## Stated goal:
Search the listing for "Tunnel" and copy every line where it appears.

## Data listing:
● ● ● ● ● ● ●
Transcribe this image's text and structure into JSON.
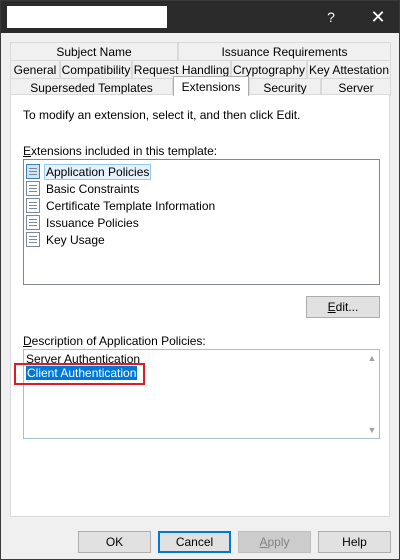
{
  "titlebar": {
    "help_glyph": "?",
    "close_glyph": "✕"
  },
  "tabs_row1": [
    {
      "label": "Subject Name"
    },
    {
      "label": "Issuance Requirements"
    }
  ],
  "tabs_row2": [
    {
      "label": "General"
    },
    {
      "label": "Compatibility"
    },
    {
      "label": "Request Handling"
    },
    {
      "label": "Cryptography"
    },
    {
      "label": "Key Attestation"
    }
  ],
  "tabs_row3": [
    {
      "label": "Superseded Templates"
    },
    {
      "label": "Extensions",
      "active": true
    },
    {
      "label": "Security"
    },
    {
      "label": "Server"
    }
  ],
  "panel": {
    "instruction": "To modify an extension, select it, and then click Edit.",
    "extensions_label_accel": "E",
    "extensions_label_rest": "xtensions included in this template:",
    "extensions": [
      {
        "label": "Application Policies",
        "selected": true
      },
      {
        "label": "Basic Constraints"
      },
      {
        "label": "Certificate Template Information"
      },
      {
        "label": "Issuance Policies"
      },
      {
        "label": "Key Usage"
      }
    ],
    "edit_button_accel": "E",
    "edit_button_rest": "dit...",
    "description_label_accel": "D",
    "description_label_rest": "escription of Application Policies:",
    "description_lines": [
      {
        "text": "Server Authentication"
      },
      {
        "text": "Client Authentication",
        "selected": true
      }
    ]
  },
  "footer": {
    "ok": "OK",
    "cancel": "Cancel",
    "apply_accel": "A",
    "apply_rest": "pply",
    "help": "Help"
  },
  "colors": {
    "accent": "#0078d7",
    "highlight": "#e01b24",
    "titlebar": "#2b2b2b"
  }
}
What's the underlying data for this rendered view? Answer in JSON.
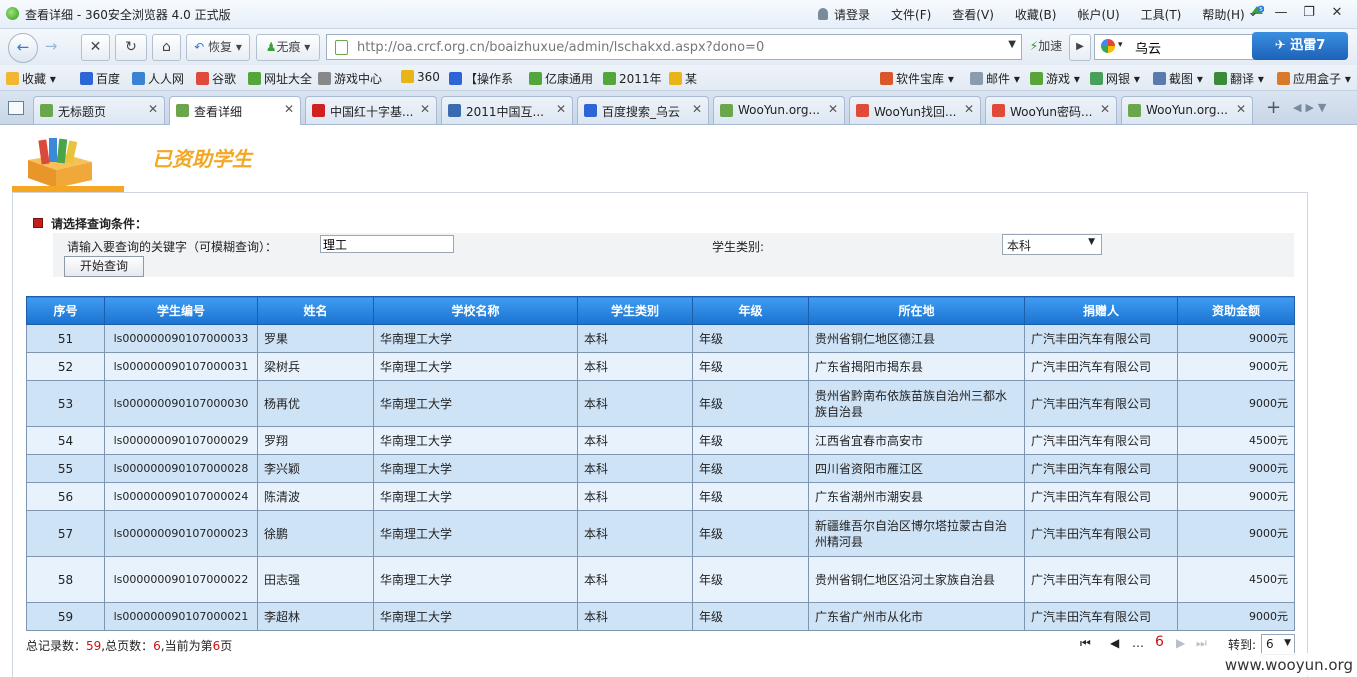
{
  "window": {
    "title": "查看详细 - 360安全浏览器 4.0 正式版",
    "menus": [
      "请登录",
      "文件(F)",
      "查看(V)",
      "收藏(B)",
      "帐户(U)",
      "工具(T)",
      "帮助(H)"
    ],
    "badge": "5"
  },
  "nav": {
    "back_icon": "back-arrow-icon",
    "restore_label": "恢复",
    "traceless_label": "无痕",
    "url": "http://oa.crcf.org.cn/boaizhuxue/admin/lschakxd.aspx?dono=0",
    "accelerate_label": "加速",
    "search_value": "乌云",
    "xunlei_label": "迅雷7"
  },
  "bookmarks": [
    {
      "label": "收藏 ▾",
      "color": "#f2b632"
    },
    {
      "label": "百度",
      "color": "#2d64d6"
    },
    {
      "label": "人人网",
      "color": "#3a83d4"
    },
    {
      "label": "谷歌",
      "color": "#e04a3a"
    },
    {
      "label": "网址大全",
      "color": "#53a53c"
    },
    {
      "label": "游戏中心",
      "color": "#888888"
    },
    {
      "label": "360",
      "color": "#e8b416"
    },
    {
      "label": "【操作系",
      "color": "#2d64d6"
    },
    {
      "label": "亿康通用",
      "color": "#53a53c"
    },
    {
      "label": "2011年",
      "color": "#53a53c"
    },
    {
      "label": "某",
      "color": "#e8b416"
    },
    {
      "label": "软件宝库 ▾",
      "color": "#d9572b"
    },
    {
      "label": "邮件 ▾",
      "color": "#8a9bb0"
    },
    {
      "label": "游戏 ▾",
      "color": "#5aa53a"
    },
    {
      "label": "网银 ▾",
      "color": "#4aa05a"
    },
    {
      "label": "截图 ▾",
      "color": "#5a7ab0"
    },
    {
      "label": "翻译 ▾",
      "color": "#3a8a3a"
    },
    {
      "label": "应用盒子 ▾",
      "color": "#d97a2b"
    }
  ],
  "tabs": [
    {
      "label": "无标题页",
      "color": "#6aa64b"
    },
    {
      "label": "查看详细",
      "color": "#6aa64b"
    },
    {
      "label": "中国红十字基...",
      "color": "#d02020"
    },
    {
      "label": "2011中国互...",
      "color": "#3a6ab0"
    },
    {
      "label": "百度搜索_乌云",
      "color": "#2d64d6"
    },
    {
      "label": "WooYun.org...",
      "color": "#6aa64b"
    },
    {
      "label": "WooYun找回...",
      "color": "#e04a3a"
    },
    {
      "label": "WooYun密码...",
      "color": "#e04a3a"
    },
    {
      "label": "WooYun.org...",
      "color": "#6aa64b"
    }
  ],
  "page": {
    "heading": "已资助学生",
    "filter_title": "请选择查询条件：",
    "keyword_label": "请输入要查询的关键字（可模糊查询）：",
    "keyword_value": "理工",
    "type_label": "学生类别:",
    "type_value": "本科",
    "search_button": "开始查询"
  },
  "table": {
    "headers": [
      "序号",
      "学生编号",
      "姓名",
      "学校名称",
      "学生类别",
      "年级",
      "所在地",
      "捐赠人",
      "资助金额"
    ],
    "rows": [
      [
        "51",
        "ls000000090107000033",
        "罗果",
        "华南理工大学",
        "本科",
        "年级",
        "贵州省铜仁地区德江县",
        "广汽丰田汽车有限公司",
        "9000元"
      ],
      [
        "52",
        "ls000000090107000031",
        "梁树兵",
        "华南理工大学",
        "本科",
        "年级",
        "广东省揭阳市揭东县",
        "广汽丰田汽车有限公司",
        "9000元"
      ],
      [
        "53",
        "ls000000090107000030",
        "杨再优",
        "华南理工大学",
        "本科",
        "年级",
        "贵州省黔南布依族苗族自治州三都水族自治县",
        "广汽丰田汽车有限公司",
        "9000元"
      ],
      [
        "54",
        "ls000000090107000029",
        "罗翔",
        "华南理工大学",
        "本科",
        "年级",
        "江西省宜春市高安市",
        "广汽丰田汽车有限公司",
        "4500元"
      ],
      [
        "55",
        "ls000000090107000028",
        "李兴颖",
        "华南理工大学",
        "本科",
        "年级",
        "四川省资阳市雁江区",
        "广汽丰田汽车有限公司",
        "9000元"
      ],
      [
        "56",
        "ls000000090107000024",
        "陈清波",
        "华南理工大学",
        "本科",
        "年级",
        "广东省潮州市潮安县",
        "广汽丰田汽车有限公司",
        "9000元"
      ],
      [
        "57",
        "ls000000090107000023",
        "徐鹏",
        "华南理工大学",
        "本科",
        "年级",
        "新疆维吾尔自治区博尔塔拉蒙古自治州精河县",
        "广汽丰田汽车有限公司",
        "9000元"
      ],
      [
        "58",
        "ls000000090107000022",
        "田志强",
        "华南理工大学",
        "本科",
        "年级",
        "贵州省铜仁地区沿河土家族自治县",
        "广汽丰田汽车有限公司",
        "4500元"
      ],
      [
        "59",
        "ls000000090107000021",
        "李超林",
        "华南理工大学",
        "本科",
        "年级",
        "广东省广州市从化市",
        "广汽丰田汽车有限公司",
        "9000元"
      ]
    ]
  },
  "footer": {
    "total_label": "总记录数：",
    "total": "59",
    "pages_label": ",总页数：",
    "pages": "6",
    "current_label": ",当前为第",
    "current": "6",
    "page_suffix": "页",
    "pager_current": "6",
    "goto_label": "转到:",
    "goto_value": "6"
  },
  "watermark": "www.wooyun.org"
}
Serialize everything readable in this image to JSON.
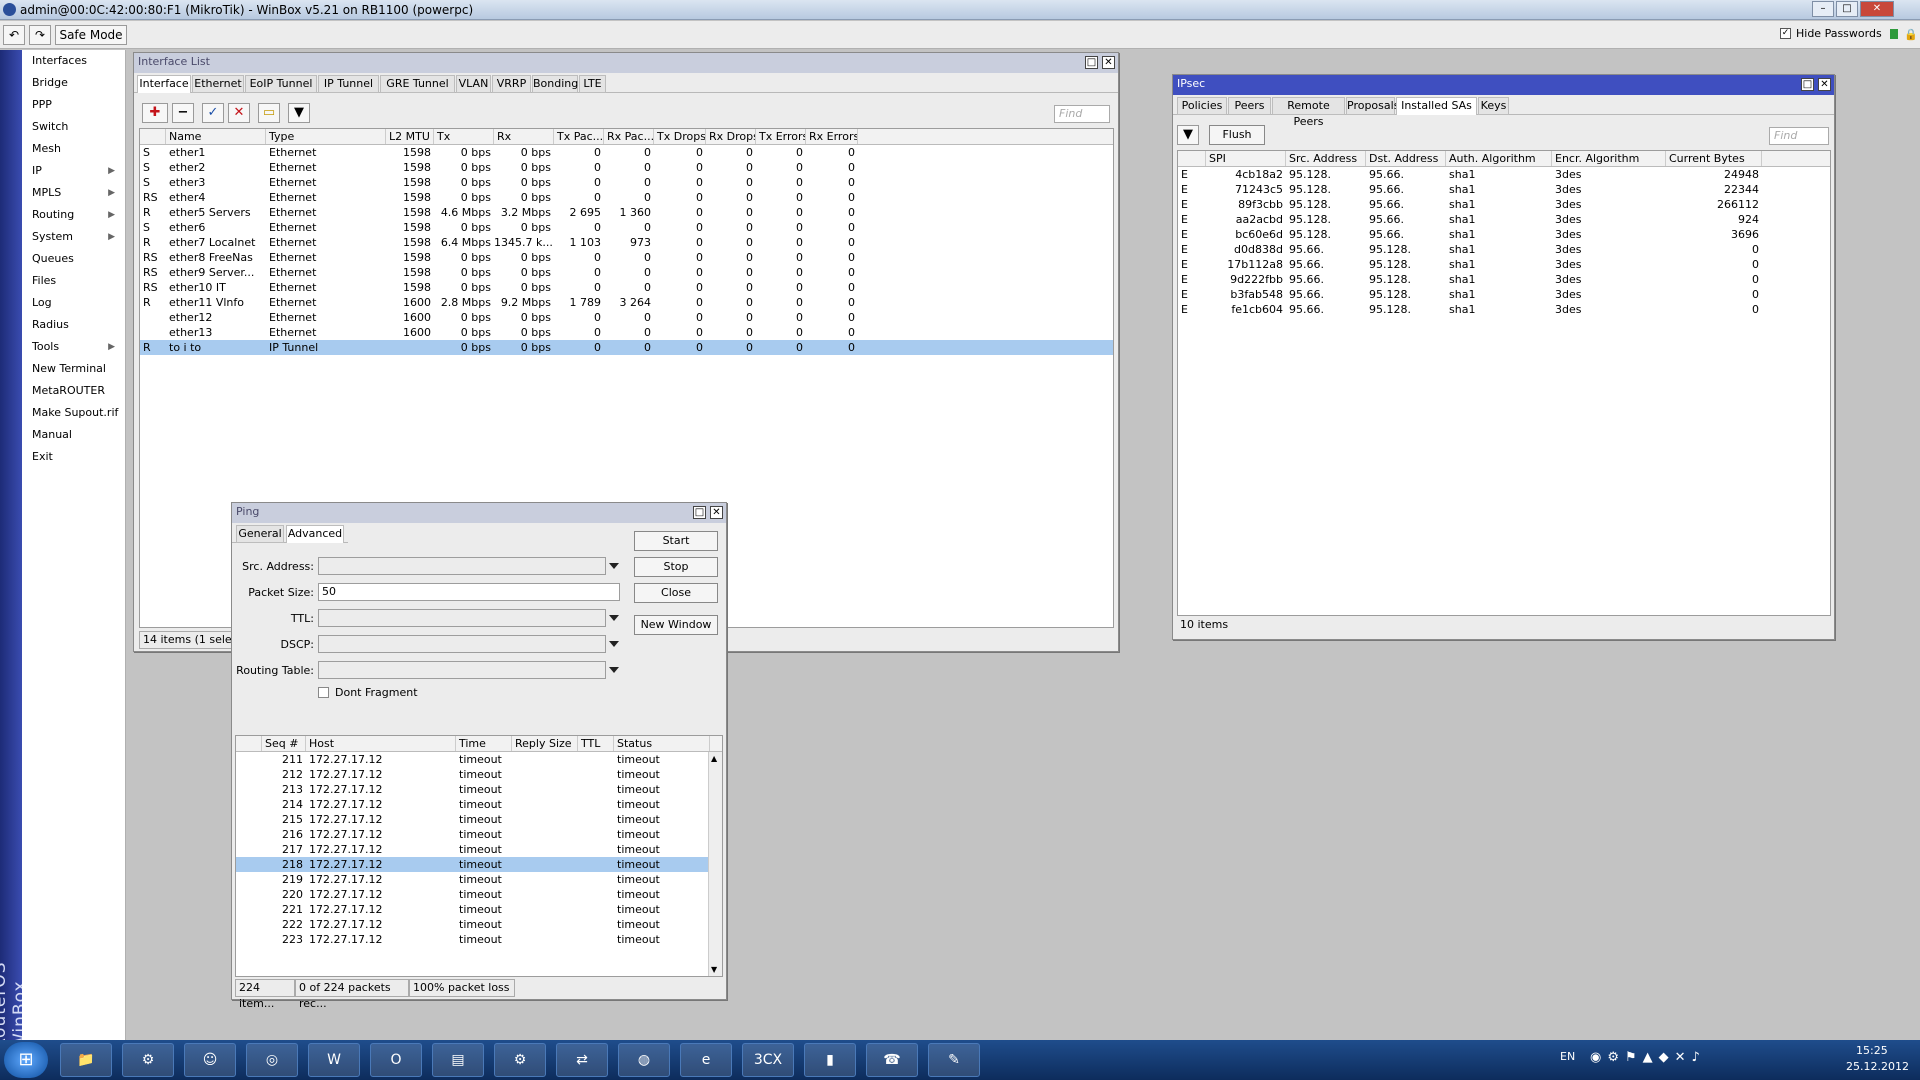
{
  "app": {
    "title": "admin@00:0C:42:00:80:F1 (MikroTik) - WinBox v5.21 on RB1100 (powerpc)",
    "safe_mode": "Safe Mode",
    "hide_passwords": "Hide Passwords",
    "vertical_brand": "RouterOS WinBox"
  },
  "menu": [
    {
      "label": "Interfaces",
      "sub": false
    },
    {
      "label": "Bridge",
      "sub": false
    },
    {
      "label": "PPP",
      "sub": false
    },
    {
      "label": "Switch",
      "sub": false
    },
    {
      "label": "Mesh",
      "sub": false
    },
    {
      "label": "IP",
      "sub": true
    },
    {
      "label": "MPLS",
      "sub": true
    },
    {
      "label": "Routing",
      "sub": true
    },
    {
      "label": "System",
      "sub": true
    },
    {
      "label": "Queues",
      "sub": false
    },
    {
      "label": "Files",
      "sub": false
    },
    {
      "label": "Log",
      "sub": false
    },
    {
      "label": "Radius",
      "sub": false
    },
    {
      "label": "Tools",
      "sub": true
    },
    {
      "label": "New Terminal",
      "sub": false
    },
    {
      "label": "MetaROUTER",
      "sub": false
    },
    {
      "label": "Make Supout.rif",
      "sub": false
    },
    {
      "label": "Manual",
      "sub": false
    },
    {
      "label": "Exit",
      "sub": false
    }
  ],
  "iface": {
    "title": "Interface List",
    "tabs": [
      "Interface",
      "Ethernet",
      "EoIP Tunnel",
      "IP Tunnel",
      "GRE Tunnel",
      "VLAN",
      "VRRP",
      "Bonding",
      "LTE"
    ],
    "find": "Find",
    "columns": [
      "",
      "Name",
      "Type",
      "L2 MTU",
      "Tx",
      "Rx",
      "Tx Pac...",
      "Rx Pac...",
      "Tx Drops",
      "Rx Drops",
      "Tx Errors",
      "Rx Errors"
    ],
    "status": "14 items (1 selected)",
    "rows": [
      [
        "S",
        "ether1",
        "Ethernet",
        "1598",
        "0 bps",
        "0 bps",
        "0",
        "0",
        "0",
        "0",
        "0",
        "0"
      ],
      [
        "S",
        "ether2",
        "Ethernet",
        "1598",
        "0 bps",
        "0 bps",
        "0",
        "0",
        "0",
        "0",
        "0",
        "0"
      ],
      [
        "S",
        "ether3",
        "Ethernet",
        "1598",
        "0 bps",
        "0 bps",
        "0",
        "0",
        "0",
        "0",
        "0",
        "0"
      ],
      [
        "RS",
        "ether4",
        "Ethernet",
        "1598",
        "0 bps",
        "0 bps",
        "0",
        "0",
        "0",
        "0",
        "0",
        "0"
      ],
      [
        "R",
        "ether5 Servers",
        "Ethernet",
        "1598",
        "4.6 Mbps",
        "3.2 Mbps",
        "2 695",
        "1 360",
        "0",
        "0",
        "0",
        "0"
      ],
      [
        "S",
        "ether6",
        "Ethernet",
        "1598",
        "0 bps",
        "0 bps",
        "0",
        "0",
        "0",
        "0",
        "0",
        "0"
      ],
      [
        "R",
        "ether7 Localnet",
        "Ethernet",
        "1598",
        "6.4 Mbps",
        "1345.7 k...",
        "1 103",
        "973",
        "0",
        "0",
        "0",
        "0"
      ],
      [
        "RS",
        "ether8 FreeNas",
        "Ethernet",
        "1598",
        "0 bps",
        "0 bps",
        "0",
        "0",
        "0",
        "0",
        "0",
        "0"
      ],
      [
        "RS",
        "ether9 Server...",
        "Ethernet",
        "1598",
        "0 bps",
        "0 bps",
        "0",
        "0",
        "0",
        "0",
        "0",
        "0"
      ],
      [
        "RS",
        "ether10 IT",
        "Ethernet",
        "1598",
        "0 bps",
        "0 bps",
        "0",
        "0",
        "0",
        "0",
        "0",
        "0"
      ],
      [
        "R",
        "ether11 Vlnfo",
        "Ethernet",
        "1600",
        "2.8 Mbps",
        "9.2 Mbps",
        "1 789",
        "3 264",
        "0",
        "0",
        "0",
        "0"
      ],
      [
        "",
        "ether12",
        "Ethernet",
        "1600",
        "0 bps",
        "0 bps",
        "0",
        "0",
        "0",
        "0",
        "0",
        "0"
      ],
      [
        "",
        "ether13",
        "Ethernet",
        "1600",
        "0 bps",
        "0 bps",
        "0",
        "0",
        "0",
        "0",
        "0",
        "0"
      ],
      [
        "R",
        "to i to",
        "IP Tunnel",
        "",
        "0 bps",
        "0 bps",
        "0",
        "0",
        "0",
        "0",
        "0",
        "0"
      ]
    ]
  },
  "ipsec": {
    "title": "IPsec",
    "tabs": [
      "Policies",
      "Peers",
      "Remote Peers",
      "Proposals",
      "Installed SAs",
      "Keys"
    ],
    "flush": "Flush",
    "find": "Find",
    "columns": [
      "",
      "SPI",
      "Src. Address",
      "Dst. Address",
      "Auth. Algorithm",
      "Encr. Algorithm",
      "Current Bytes"
    ],
    "status": "10 items",
    "rows": [
      [
        "E",
        "4cb18a2",
        "95.128.",
        "95.66.",
        "sha1",
        "3des",
        "24948"
      ],
      [
        "E",
        "71243c5",
        "95.128.",
        "95.66.",
        "sha1",
        "3des",
        "22344"
      ],
      [
        "E",
        "89f3cbb",
        "95.128.",
        "95.66.",
        "sha1",
        "3des",
        "266112"
      ],
      [
        "E",
        "aa2acbd",
        "95.128.",
        "95.66.",
        "sha1",
        "3des",
        "924"
      ],
      [
        "E",
        "bc60e6d",
        "95.128.",
        "95.66.",
        "sha1",
        "3des",
        "3696"
      ],
      [
        "E",
        "d0d838d",
        "95.66.",
        "95.128.",
        "sha1",
        "3des",
        "0"
      ],
      [
        "E",
        "17b112a8",
        "95.66.",
        "95.128.",
        "sha1",
        "3des",
        "0"
      ],
      [
        "E",
        "9d222fbb",
        "95.66.",
        "95.128.",
        "sha1",
        "3des",
        "0"
      ],
      [
        "E",
        "b3fab548",
        "95.66.",
        "95.128.",
        "sha1",
        "3des",
        "0"
      ],
      [
        "E",
        "fe1cb604",
        "95.66.",
        "95.128.",
        "sha1",
        "3des",
        "0"
      ]
    ]
  },
  "ping": {
    "title": "Ping",
    "tabs": [
      "General",
      "Advanced"
    ],
    "fields": {
      "src": "Src. Address:",
      "size": "Packet Size:",
      "size_value": "50",
      "ttl": "TTL:",
      "dscp": "DSCP:",
      "rt": "Routing Table:",
      "df": "Dont Fragment"
    },
    "buttons": {
      "start": "Start",
      "stop": "Stop",
      "close": "Close",
      "new": "New Window"
    },
    "columns": [
      "",
      "Seq #",
      "Host",
      "Time",
      "Reply Size",
      "TTL",
      "Status"
    ],
    "rows": [
      [
        "211",
        "172.27.17.12",
        "timeout",
        "timeout"
      ],
      [
        "212",
        "172.27.17.12",
        "timeout",
        "timeout"
      ],
      [
        "213",
        "172.27.17.12",
        "timeout",
        "timeout"
      ],
      [
        "214",
        "172.27.17.12",
        "timeout",
        "timeout"
      ],
      [
        "215",
        "172.27.17.12",
        "timeout",
        "timeout"
      ],
      [
        "216",
        "172.27.17.12",
        "timeout",
        "timeout"
      ],
      [
        "217",
        "172.27.17.12",
        "timeout",
        "timeout"
      ],
      [
        "218",
        "172.27.17.12",
        "timeout",
        "timeout"
      ],
      [
        "219",
        "172.27.17.12",
        "timeout",
        "timeout"
      ],
      [
        "220",
        "172.27.17.12",
        "timeout",
        "timeout"
      ],
      [
        "221",
        "172.27.17.12",
        "timeout",
        "timeout"
      ],
      [
        "222",
        "172.27.17.12",
        "timeout",
        "timeout"
      ],
      [
        "223",
        "172.27.17.12",
        "timeout",
        "timeout"
      ]
    ],
    "status": [
      "224 item...",
      "0 of 224 packets rec...",
      "100% packet loss"
    ]
  },
  "taskbar": {
    "lang": "EN",
    "time": "15:25",
    "date": "25.12.2012",
    "apps": [
      "folder",
      "winbox",
      "pidgin",
      "chrome",
      "word",
      "outlook",
      "files",
      "winbox2",
      "network",
      "globe",
      "ie",
      "3CX",
      "cmd",
      "phone",
      "notepad"
    ]
  }
}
● ● ● ● ● ● ●
## Result:
      "EoIP Tunnel",
      "IP Tunnel",
      "GRE Tunnel",
        "IP Tunnel",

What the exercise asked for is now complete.